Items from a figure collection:

------------------------------------------------------------

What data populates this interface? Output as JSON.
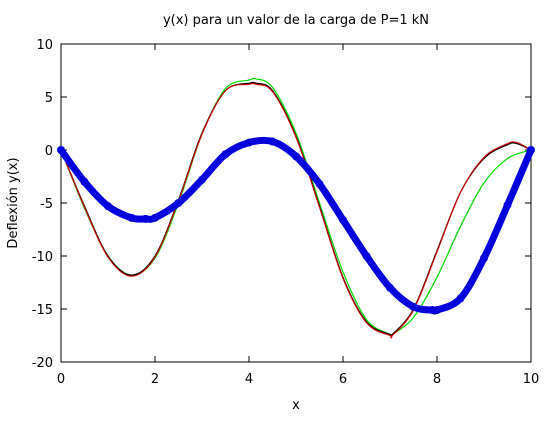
{
  "chart_data": {
    "type": "line",
    "title": "y(x) para un valor de la carga de P=1 kN",
    "xlabel": "x",
    "ylabel": "Deflexión y(x)",
    "xlim": [
      0,
      10
    ],
    "ylim": [
      -20,
      10
    ],
    "xticks": [
      0,
      2,
      4,
      6,
      8,
      10
    ],
    "yticks": [
      -20,
      -15,
      -10,
      -5,
      0,
      5,
      10
    ],
    "grid": false,
    "legend": "none",
    "series": [
      {
        "color": "#00dd00",
        "style": "line",
        "x": [
          0,
          0.5,
          1.0,
          1.5,
          2.0,
          2.5,
          3.0,
          3.5,
          4.0,
          4.15,
          4.5,
          5.0,
          5.5,
          6.0,
          6.5,
          7.0,
          7.05,
          7.5,
          8.0,
          8.5,
          9.0,
          9.5,
          10.0
        ],
        "y": [
          0,
          -5.5,
          -10.0,
          -11.8,
          -10.2,
          -5.0,
          1.5,
          5.8,
          6.6,
          6.7,
          5.9,
          1.6,
          -5.0,
          -11.5,
          -16.0,
          -17.4,
          -17.4,
          -15.8,
          -12.0,
          -7.2,
          -3.1,
          -0.8,
          0
        ]
      },
      {
        "color": "#000000",
        "style": "line",
        "x": [
          0,
          0.5,
          1.0,
          1.5,
          2.0,
          2.5,
          3.0,
          3.5,
          4.0,
          4.15,
          4.5,
          5.0,
          5.5,
          6.0,
          6.5,
          7.0,
          7.05,
          7.5,
          8.0,
          8.5,
          9.0,
          9.5,
          9.7,
          10.0
        ],
        "y": [
          0,
          -5.3,
          -10.0,
          -11.8,
          -10.0,
          -4.7,
          1.6,
          5.6,
          6.3,
          6.3,
          5.6,
          1.3,
          -5.3,
          -12.0,
          -16.2,
          -17.4,
          -17.4,
          -15.0,
          -9.5,
          -4.0,
          -0.8,
          0.5,
          0.6,
          0
        ]
      },
      {
        "color": "#cc0000",
        "style": "line",
        "x": [
          0,
          0.5,
          1.0,
          1.5,
          2.0,
          2.5,
          3.0,
          3.5,
          4.0,
          4.15,
          4.5,
          5.0,
          5.5,
          6.0,
          6.5,
          7.0,
          7.05,
          7.5,
          8.0,
          8.5,
          9.0,
          9.5,
          9.7,
          10.0
        ],
        "y": [
          0,
          -5.4,
          -10.1,
          -11.9,
          -10.1,
          -4.8,
          1.5,
          5.6,
          6.2,
          6.2,
          5.5,
          1.2,
          -5.4,
          -12.1,
          -16.3,
          -17.5,
          -17.5,
          -15.1,
          -9.6,
          -4.0,
          -0.7,
          0.6,
          0.7,
          0
        ]
      },
      {
        "color": "#0000dd",
        "style": "thick-points",
        "x": [
          0,
          0.5,
          1.0,
          1.5,
          1.8,
          2.0,
          2.5,
          3.0,
          3.5,
          4.0,
          4.5,
          5.0,
          5.5,
          6.0,
          6.5,
          7.0,
          7.5,
          7.9,
          8.0,
          8.5,
          9.0,
          9.5,
          10.0
        ],
        "y": [
          0,
          -3.0,
          -5.3,
          -6.4,
          -6.5,
          -6.4,
          -5.0,
          -2.8,
          -0.4,
          0.7,
          0.8,
          -0.6,
          -3.2,
          -6.6,
          -10.0,
          -13.0,
          -14.8,
          -15.1,
          -15.1,
          -14.0,
          -10.2,
          -5.2,
          0
        ]
      }
    ]
  }
}
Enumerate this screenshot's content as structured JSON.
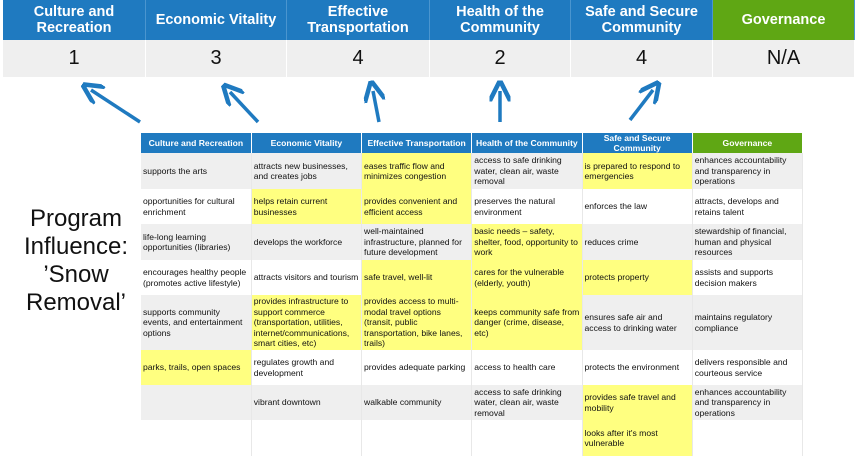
{
  "summary": {
    "headers": [
      "Culture and Recreation",
      "Economic Vitality",
      "Effective Transportation",
      "Health of the Community",
      "Safe and Secure Community",
      "Governance"
    ],
    "scores": [
      "1",
      "3",
      "4",
      "2",
      "4",
      "N/A"
    ]
  },
  "side_label": "Program Influence: ’Snow Removal’",
  "colors": {
    "header_blue": "#1f7ac0",
    "governance_green": "#5fa714",
    "highlight_yellow": "#ffff80",
    "arrow": "#1f7ac0"
  },
  "table": {
    "headers": [
      "Culture and Recreation",
      "Economic Vitality",
      "Effective Transportation",
      "Health of the Community",
      "Safe and Secure Community",
      "Governance"
    ],
    "rows": [
      [
        "supports the arts",
        "attracts new businesses, and creates jobs",
        "eases traffic flow and minimizes congestion",
        "access to safe drinking water, clean air, waste removal",
        "is prepared to respond to emergencies",
        "enhances accountability and transparency in operations"
      ],
      [
        "opportunities for cultural enrichment",
        "helps retain current businesses",
        "provides convenient and efficient access",
        "preserves the natural environment",
        "enforces the law",
        "attracts, develops and retains talent"
      ],
      [
        "life-long learning opportunities (libraries)",
        "develops the workforce",
        "well-maintained infrastructure, planned for future development",
        "basic needs – safety, shelter, food, opportunity to work",
        "reduces crime",
        "stewardship of financial, human and physical resources"
      ],
      [
        "encourages healthy people (promotes active lifestyle)",
        "attracts visitors and tourism",
        "safe travel, well-lit",
        "cares for the vulnerable (elderly, youth)",
        "protects property",
        "assists and supports decision makers"
      ],
      [
        "supports community events, and entertainment options",
        "provides infrastructure to support commerce (transportation, utilities, internet/communications, smart cities, etc)",
        "provides access to multi-modal travel options (transit, public transportation, bike lanes, trails)",
        "keeps community safe from danger (crime, disease, etc)",
        "ensures safe air and access to drinking water",
        "maintains regulatory compliance"
      ],
      [
        "parks, trails, open spaces",
        "regulates growth and development",
        "provides adequate parking",
        "access to health care",
        "protects the environment",
        "delivers responsible and courteous service"
      ],
      [
        "",
        "vibrant downtown",
        "walkable community",
        "access to safe drinking water, clean air, waste removal",
        "provides safe travel and mobility",
        "enhances accountability and transparency in operations"
      ],
      [
        "",
        "",
        "",
        "",
        "looks after it's most vulnerable",
        ""
      ]
    ],
    "highlighted": [
      [
        2,
        4
      ],
      [
        1,
        2
      ],
      [
        3
      ],
      [
        2,
        3,
        4
      ],
      [
        1,
        2,
        3
      ],
      [
        0
      ],
      [
        4
      ],
      [
        4
      ]
    ]
  }
}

------------------------------------------------------------

**DESCRIPTION OF THE TASK:** Leave out the pictures and give the listing above again exactly.

**CORRECT ANSWER:**
What data populates this interface? Output as JSON.
{
  "chart_data": {
    "type": "line",
    "title": "y(x) para un valor de la carga de P=1 kN",
    "xlabel": "x",
    "ylabel": "Deflexión y(x)",
    "xlim": [
      0,
      10
    ],
    "ylim": [
      -20,
      10
    ],
    "xticks": [
      0,
      2,
      4,
      6,
      8,
      10
    ],
    "yticks": [
      -20,
      -15,
      -10,
      -5,
      0,
      5,
      10
    ],
    "grid": false,
    "legend": "none",
    "series": [
      {
        "color": "#00dd00",
        "style": "line",
        "x": [
          0,
          0.5,
          1.0,
          1.5,
          2.0,
          2.5,
          3.0,
          3.5,
          4.0,
          4.15,
          4.5,
          5.0,
          5.5,
          6.0,
          6.5,
          7.0,
          7.05,
          7.5,
          8.0,
          8.5,
          9.0,
          9.5,
          10.0
        ],
        "y": [
          0,
          -5.5,
          -10.0,
          -11.8,
          -10.2,
          -5.0,
          1.5,
          5.8,
          6.6,
          6.7,
          5.9,
          1.6,
          -5.0,
          -11.5,
          -16.0,
          -17.4,
          -17.4,
          -15.8,
          -12.0,
          -7.2,
          -3.1,
          -0.8,
          0
        ]
      },
      {
        "color": "#000000",
        "style": "line",
        "x": [
          0,
          0.5,
          1.0,
          1.5,
          2.0,
          2.5,
          3.0,
          3.5,
          4.0,
          4.15,
          4.5,
          5.0,
          5.5,
          6.0,
          6.5,
          7.0,
          7.05,
          7.5,
          8.0,
          8.5,
          9.0,
          9.5,
          9.7,
          10.0
        ],
        "y": [
          0,
          -5.3,
          -10.0,
          -11.8,
          -10.0,
          -4.7,
          1.6,
          5.6,
          6.3,
          6.3,
          5.6,
          1.3,
          -5.3,
          -12.0,
          -16.2,
          -17.4,
          -17.4,
          -15.0,
          -9.5,
          -4.0,
          -0.8,
          0.5,
          0.6,
          0
        ]
      },
      {
        "color": "#cc0000",
        "style": "line",
        "x": [
          0,
          0.5,
          1.0,
          1.5,
          2.0,
          2.5,
          3.0,
          3.5,
          4.0,
          4.15,
          4.5,
          5.0,
          5.5,
          6.0,
          6.5,
          7.0,
          7.05,
          7.5,
          8.0,
          8.5,
          9.0,
          9.5,
          9.7,
          10.0
        ],
        "y": [
          0,
          -5.4,
          -10.1,
          -11.9,
          -10.1,
          -4.8,
          1.5,
          5.6,
          6.2,
          6.2,
          5.5,
          1.2,
          -5.4,
          -12.1,
          -16.3,
          -17.5,
          -17.5,
          -15.1,
          -9.6,
          -4.0,
          -0.7,
          0.6,
          0.7,
          0
        ]
      },
      {
        "color": "#0000dd",
        "style": "thick-points",
        "x": [
          0,
          0.5,
          1.0,
          1.5,
          1.8,
          2.0,
          2.5,
          3.0,
          3.5,
          4.0,
          4.5,
          5.0,
          5.5,
          6.0,
          6.5,
          7.0,
          7.5,
          7.9,
          8.0,
          8.5,
          9.0,
          9.5,
          10.0
        ],
        "y": [
          0,
          -3.0,
          -5.3,
          -6.4,
          -6.5,
          -6.4,
          -5.0,
          -2.8,
          -0.4,
          0.7,
          0.8,
          -0.6,
          -3.2,
          -6.6,
          -10.0,
          -13.0,
          -14.8,
          -15.1,
          -15.1,
          -14.0,
          -10.2,
          -5.2,
          0
        ]
      }
    ]
  }
}
Enumerate this screenshot's content as structured JSON.
{
  "summary": {
    "headers": [
      "Culture and Recreation",
      "Economic Vitality",
      "Effective Transportation",
      "Health of the Community",
      "Safe and Secure Community",
      "Governance"
    ],
    "scores": [
      "1",
      "3",
      "4",
      "2",
      "4",
      "N/A"
    ]
  },
  "side_label": "Program Influence: ’Snow Removal’",
  "colors": {
    "header_blue": "#1f7ac0",
    "governance_green": "#5fa714",
    "highlight_yellow": "#ffff80",
    "arrow": "#1f7ac0"
  },
  "table": {
    "headers": [
      "Culture and Recreation",
      "Economic Vitality",
      "Effective Transportation",
      "Health of the Community",
      "Safe and Secure Community",
      "Governance"
    ],
    "rows": [
      [
        "supports the arts",
        "attracts new businesses, and creates jobs",
        "eases traffic flow and minimizes congestion",
        "access to safe drinking water, clean air, waste removal",
        "is prepared to respond to emergencies",
        "enhances accountability and transparency in operations"
      ],
      [
        "opportunities for cultural enrichment",
        "helps retain current businesses",
        "provides convenient and efficient access",
        "preserves the natural environment",
        "enforces the law",
        "attracts, develops and retains talent"
      ],
      [
        "life-long learning opportunities (libraries)",
        "develops the workforce",
        "well-maintained infrastructure, planned for future development",
        "basic needs – safety, shelter, food, opportunity to work",
        "reduces crime",
        "stewardship of financial, human and physical resources"
      ],
      [
        "encourages healthy people (promotes active lifestyle)",
        "attracts visitors and tourism",
        "safe travel, well-lit",
        "cares for the vulnerable (elderly, youth)",
        "protects property",
        "assists and supports decision makers"
      ],
      [
        "supports community events, and entertainment options",
        "provides infrastructure to support commerce (transportation, utilities, internet/communications, smart cities, etc)",
        "provides access to multi-modal travel options (transit, public transportation, bike lanes, trails)",
        "keeps community safe from danger (crime, disease, etc)",
        "ensures safe air and access to drinking water",
        "maintains regulatory compliance"
      ],
      [
        "parks, trails, open spaces",
        "regulates growth and development",
        "provides adequate parking",
        "access to health care",
        "protects the environment",
        "delivers responsible and courteous service"
      ],
      [
        "",
        "vibrant downtown",
        "walkable community",
        "access to safe drinking water, clean air, waste removal",
        "provides safe travel and mobility",
        "enhances accountability and transparency in operations"
      ],
      [
        "",
        "",
        "",
        "",
        "looks after it's most vulnerable",
        ""
      ]
    ],
    "highlighted": [
      [
        2,
        4
      ],
      [
        1,
        2
      ],
      [
        3
      ],
      [
        2,
        3,
        4
      ],
      [
        1,
        2,
        3
      ],
      [
        0
      ],
      [
        4
      ],
      [
        4
      ]
    ]
  }
}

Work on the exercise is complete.